#### EXERCISE DETAILS
Count, in the entries below, the lines in which "could" occurs. Give the number, nothing more.

[Begin RECORDS FOR THE EXERCISE]

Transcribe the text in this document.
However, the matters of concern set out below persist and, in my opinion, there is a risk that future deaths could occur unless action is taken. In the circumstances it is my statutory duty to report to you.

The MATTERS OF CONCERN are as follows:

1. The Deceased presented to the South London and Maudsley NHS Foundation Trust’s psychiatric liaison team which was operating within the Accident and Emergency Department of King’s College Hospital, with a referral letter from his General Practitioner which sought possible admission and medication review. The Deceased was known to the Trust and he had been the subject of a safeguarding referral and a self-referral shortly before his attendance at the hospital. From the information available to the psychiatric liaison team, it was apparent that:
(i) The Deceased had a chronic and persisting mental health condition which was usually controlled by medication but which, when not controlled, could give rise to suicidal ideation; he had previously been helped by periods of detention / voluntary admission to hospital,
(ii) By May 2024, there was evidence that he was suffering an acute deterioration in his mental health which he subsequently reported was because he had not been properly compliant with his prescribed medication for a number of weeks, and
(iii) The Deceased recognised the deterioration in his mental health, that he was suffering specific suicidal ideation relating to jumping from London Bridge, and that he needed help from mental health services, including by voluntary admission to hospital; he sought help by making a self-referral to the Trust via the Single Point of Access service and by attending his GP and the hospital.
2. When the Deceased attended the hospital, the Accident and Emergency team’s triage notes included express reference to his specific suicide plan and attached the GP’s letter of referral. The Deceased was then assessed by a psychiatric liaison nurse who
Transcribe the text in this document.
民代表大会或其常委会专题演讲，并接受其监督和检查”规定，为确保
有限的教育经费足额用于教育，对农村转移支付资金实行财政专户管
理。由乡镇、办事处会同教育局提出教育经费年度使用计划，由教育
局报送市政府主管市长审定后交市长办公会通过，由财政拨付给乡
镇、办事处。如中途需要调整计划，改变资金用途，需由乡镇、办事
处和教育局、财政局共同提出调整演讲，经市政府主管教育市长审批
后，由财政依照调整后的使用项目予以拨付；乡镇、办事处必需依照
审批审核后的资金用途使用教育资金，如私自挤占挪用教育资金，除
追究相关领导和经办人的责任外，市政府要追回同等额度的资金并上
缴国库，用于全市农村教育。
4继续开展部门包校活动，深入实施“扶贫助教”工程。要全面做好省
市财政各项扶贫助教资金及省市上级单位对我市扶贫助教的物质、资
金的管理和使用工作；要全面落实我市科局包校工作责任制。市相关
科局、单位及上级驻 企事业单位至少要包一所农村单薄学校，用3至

[End RECORDS FOR THE EXERCISE]

#### THE COMPLETED TASK
2